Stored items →

+++

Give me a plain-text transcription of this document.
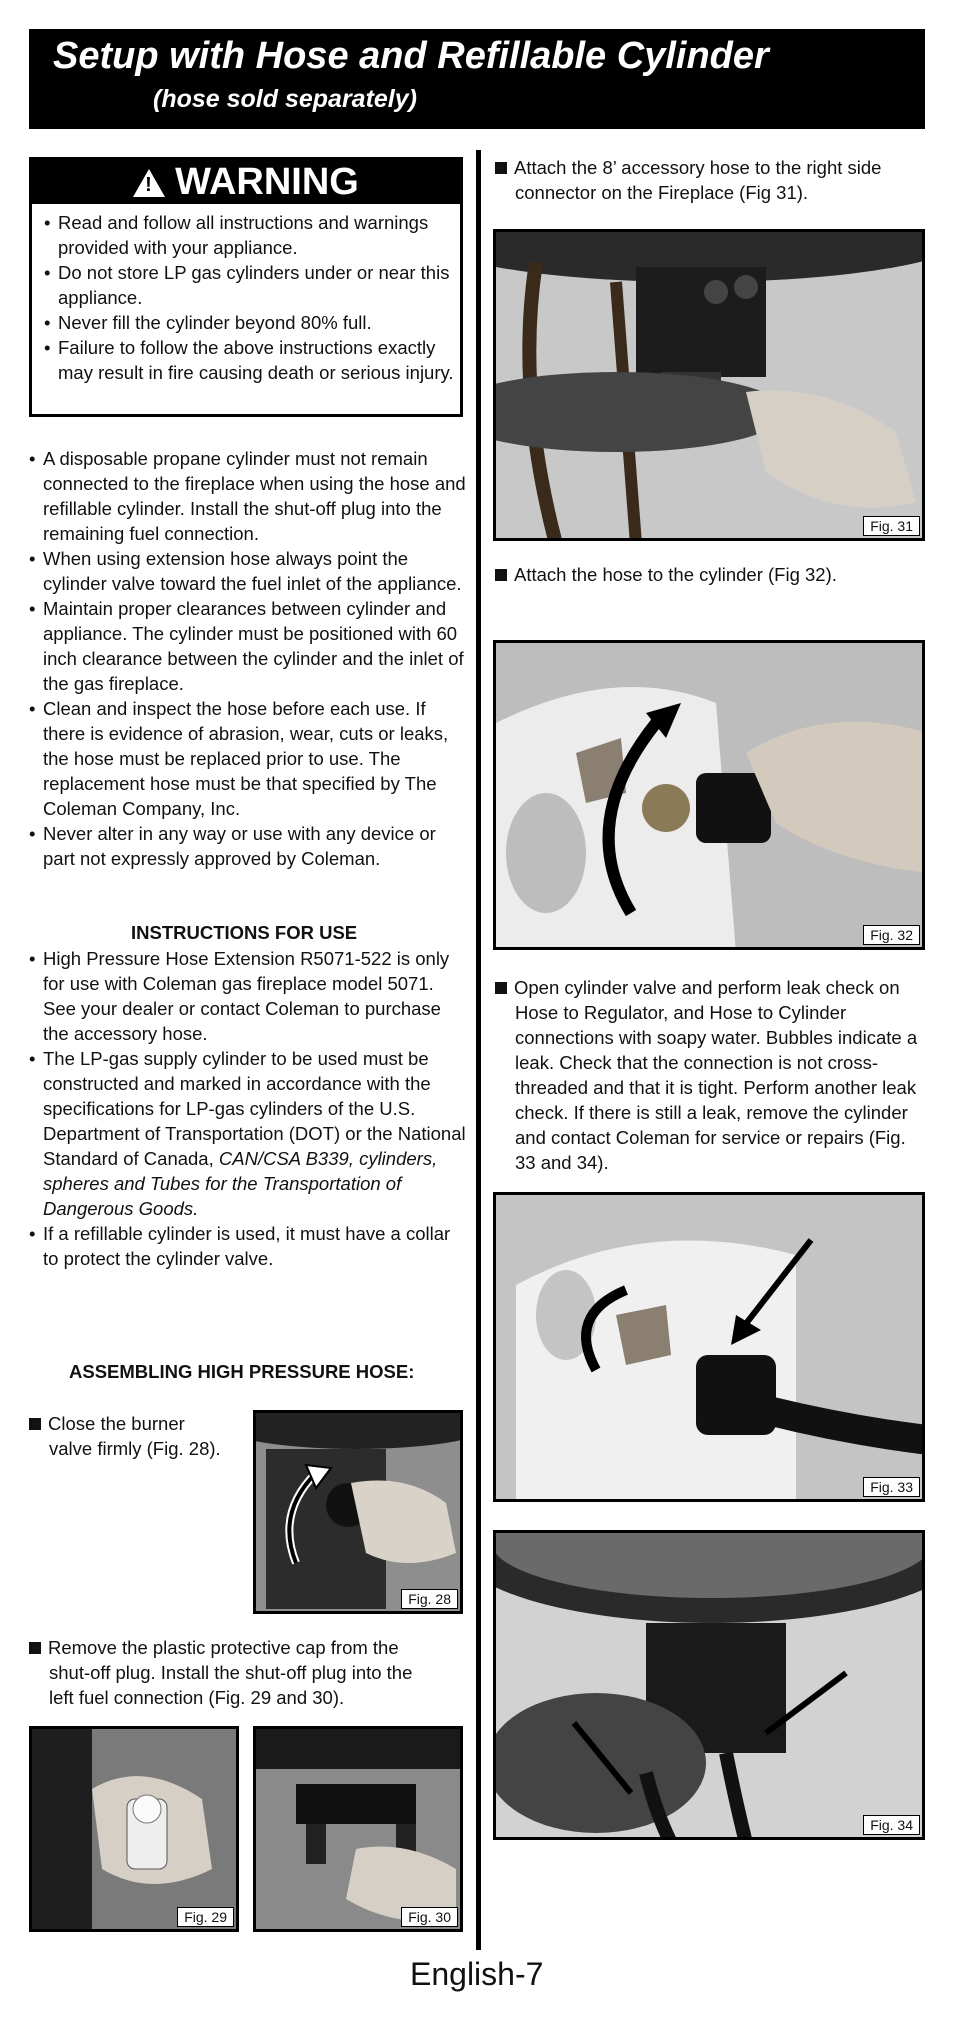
Setup with Hose and Refillable Cylinder
(hose sold separately)
!WARNING
• Read and follow all instructions and warnings provided with your appliance.
• Do not store LP gas cylinders under or near this appliance.
• Never fill the cylinder beyond 80% full.
• Failure to follow the above instructions exactly may result in fire causing death or serious injury.
• A disposable propane cylinder must not remain connected to the fireplace when using the hose and refillable cylinder. Install the shut-off plug into the remaining fuel connection.
• When using extension hose always point the cylinder valve toward the fuel inlet of the appliance.
• Maintain proper clearances between cylinder and appliance. The cylinder must be positioned with 60 inch clearance between the cylinder and the inlet of the gas fireplace.
• Clean and inspect the hose before each use. If there is evidence of abrasion, wear, cuts or leaks, the hose must be replaced prior to use. The replacement hose must be that specified by The Coleman Company, Inc.
• Never alter in any way or use with any device or part not expressly approved by Coleman.
INSTRUCTIONS FOR USE
• High Pressure Hose Extension R5071-522 is only for use with Coleman gas fireplace model 5071. See your dealer or contact Coleman to purchase the accessory hose.
• The LP-gas supply cylinder to be used must be constructed and marked in accordance with the specifications for LP-gas cylinders of the U.S. Department of Transportation (DOT) or the National Standard of Canada, CAN/CSA B339, cylinders, spheres and Tubes for the Transportation of Dangerous Goods.
• If a refillable cylinder is used, it must have a collar to protect the cylinder valve.
ASSEMBLING HIGH PRESSURE HOSE:
Close the burner
valve firmly (Fig. 28).
Fig. 28
Remove the plastic protective cap from the
shut-off plug. Install the shut-off plug into the
left fuel connection (Fig. 29 and 30).
Fig. 29	Fig. 30
Attach the 8’ accessory hose to the right side
connector on the Fireplace (Fig 31).
Fig. 31
Attach the hose to the cylinder (Fig 32).
Fig. 32
Open cylinder valve and perform leak check on
Hose to Regulator, and Hose to Cylinder connections with soapy water. Bubbles indicate a leak. Check that the connection is not cross-threaded and that it is tight. Perform another leak check. If there is still a leak, remove the cylinder and contact Coleman for service or repairs (Fig. 33 and 34).
Fig. 33
Fig. 34
English-7
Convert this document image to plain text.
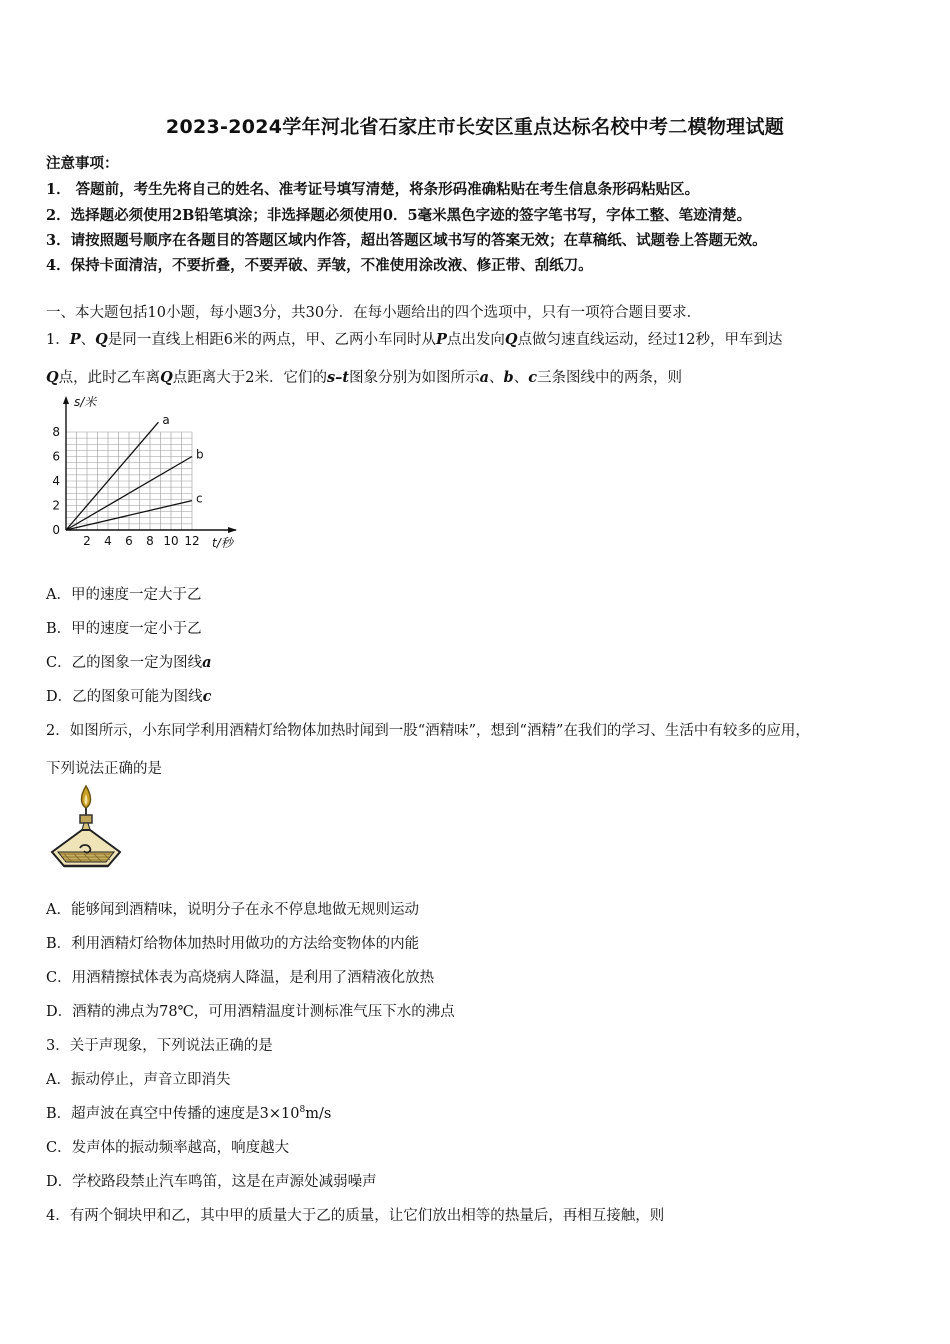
2023-2024学年河北省石家庄市长安区重点达标名校中考二模物理试题
注意事项：
1． 答题前，考生先将自己的姓名、准考证号填写清楚，将条形码准确粘贴在考生信息条形码粘贴区。
2．选择题必须使用2B铅笔填涂；非选择题必须使用0．5毫米黑色字迹的签字笔书写，字体工整、笔迹清楚。
3．请按照题号顺序在各题目的答题区域内作答，超出答题区域书写的答案无效；在草稿纸、试题卷上答题无效。
4．保持卡面清洁，不要折叠，不要弄破、弄皱，不准使用涂改液、修正带、刮纸刀。
一、本大题包括10小题，每小题3分，共30分．在每小题给出的四个选项中，只有一项符合题目要求．
1．P、Q是同一直线上相距6米的两点，甲、乙两小车同时从P点出发向Q点做匀速直线运动，经过12秒，甲车到达
Q点，此时乙车离Q点距离大于2米．它们的s–t图象分别为如图所示a、b、c三条图线中的两条，则
2 4 6 8 10 12
2
4
6
8
0
s/米
t/秒
a
b
c
A．甲的速度一定大于乙
B．甲的速度一定小于乙
C．乙的图象一定为图线a
D．乙的图象可能为图线c
2．如图所示，小东同学利用酒精灯给物体加热时闻到一股“酒精味”，想到“酒精”在我们的学习、生活中有较多的应用，
下列说法正确的是
A．能够闻到酒精味，说明分子在永不停息地做无规则运动
B．利用酒精灯给物体加热时用做功的方法给变物体的内能
C．用酒精擦拭体表为高烧病人降温，是利用了酒精液化放热
D．酒精的沸点为78℃，可用酒精温度计测标准气压下水的沸点
3．关于声现象，下列说法正确的是
A．振动停止，声音立即消失
B．超声波在真空中传播的速度是$3\times 10^8m/s$
C．发声体的振动频率越高，响度越大
D．学校路段禁止汽车鸣笛，这是在声源处减弱噪声
4．有两个铜块甲和乙，其中甲的质量大于乙的质量，让它们放出相等的热量后，再相互接触，则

+++

WHAT THIS TASK INVOLVES → Exactly as written, return every line of the listing, but not the pictures.

RESULT OF THE EXERCISE →
Give me a plain-text transcription of this document.
Setup with Hose and Refillable Cylinder
(hose sold separately)
!WARNING
• Read and follow all instructions and warnings provided with your appliance.
• Do not store LP gas cylinders under or near this appliance.
• Never fill the cylinder beyond 80% full.
• Failure to follow the above instructions exactly may result in fire causing death or serious injury.
• A disposable propane cylinder must not remain connected to the fireplace when using the hose and refillable cylinder. Install the shut-off plug into the remaining fuel connection.
• When using extension hose always point the cylinder valve toward the fuel inlet of the appliance.
• Maintain proper clearances between cylinder and appliance. The cylinder must be positioned with 60 inch clearance between the cylinder and the inlet of the gas fireplace.
• Clean and inspect the hose before each use. If there is evidence of abrasion, wear, cuts or leaks, the hose must be replaced prior to use. The replacement hose must be that specified by The Coleman Company, Inc.
• Never alter in any way or use with any device or part not expressly approved by Coleman.
INSTRUCTIONS FOR USE
• High Pressure Hose Extension R5071-522 is only for use with Coleman gas fireplace model 5071. See your dealer or contact Coleman to purchase the accessory hose.
• The LP-gas supply cylinder to be used must be constructed and marked in accordance with the specifications for LP-gas cylinders of the U.S. Department of Transportation (DOT) or the National Standard of Canada, CAN/CSA B339, cylinders, spheres and Tubes for the Transportation of Dangerous Goods.
• If a refillable cylinder is used, it must have a collar to protect the cylinder valve.
ASSEMBLING HIGH PRESSURE HOSE:
Close the burner
valve firmly (Fig. 28).
Fig. 28
Remove the plastic protective cap from the
shut-off plug. Install the shut-off plug into the
left fuel connection (Fig. 29 and 30).
Fig. 29	Fig. 30
Attach the 8’ accessory hose to the right side
connector on the Fireplace (Fig 31).
Fig. 31
Attach the hose to the cylinder (Fig 32).
Fig. 32
Open cylinder valve and perform leak check on
Hose to Regulator, and Hose to Cylinder connections with soapy water. Bubbles indicate a leak. Check that the connection is not cross-threaded and that it is tight. Perform another leak check. If there is still a leak, remove the cylinder and contact Coleman for service or repairs (Fig. 33 and 34).
Fig. 33
Fig. 34
English-7
Convert this document image to plain text.
2023-2024学年河北省石家庄市长安区重点达标名校中考二模物理试题
注意事项：
1． 答题前，考生先将自己的姓名、准考证号填写清楚，将条形码准确粘贴在考生信息条形码粘贴区。
2．选择题必须使用2B铅笔填涂；非选择题必须使用0．5毫米黑色字迹的签字笔书写，字体工整、笔迹清楚。
3．请按照题号顺序在各题目的答题区域内作答，超出答题区域书写的答案无效；在草稿纸、试题卷上答题无效。
4．保持卡面清洁，不要折叠，不要弄破、弄皱，不准使用涂改液、修正带、刮纸刀。
一、本大题包括10小题，每小题3分，共30分．在每小题给出的四个选项中，只有一项符合题目要求．
1．P、Q是同一直线上相距6米的两点，甲、乙两小车同时从P点出发向Q点做匀速直线运动，经过12秒，甲车到达
Q点，此时乙车离Q点距离大于2米．它们的s–t图象分别为如图所示a、b、c三条图线中的两条，则
2 4 6 8 10 12
2
4
6
8
0
s/米
t/秒
a
b
c
A．甲的速度一定大于乙
B．甲的速度一定小于乙
C．乙的图象一定为图线a
D．乙的图象可能为图线c
2．如图所示，小东同学利用酒精灯给物体加热时闻到一股“酒精味”，想到“酒精”在我们的学习、生活中有较多的应用，
下列说法正确的是
A．能够闻到酒精味，说明分子在永不停息地做无规则运动
B．利用酒精灯给物体加热时用做功的方法给变物体的内能
C．用酒精擦拭体表为高烧病人降温，是利用了酒精液化放热
D．酒精的沸点为78℃，可用酒精温度计测标准气压下水的沸点
3．关于声现象，下列说法正确的是
A．振动停止，声音立即消失
B．超声波在真空中传播的速度是$3\times 10^8m/s$
C．发声体的振动频率越高，响度越大
D．学校路段禁止汽车鸣笛，这是在声源处减弱噪声
4．有两个铜块甲和乙，其中甲的质量大于乙的质量，让它们放出相等的热量后，再相互接触，则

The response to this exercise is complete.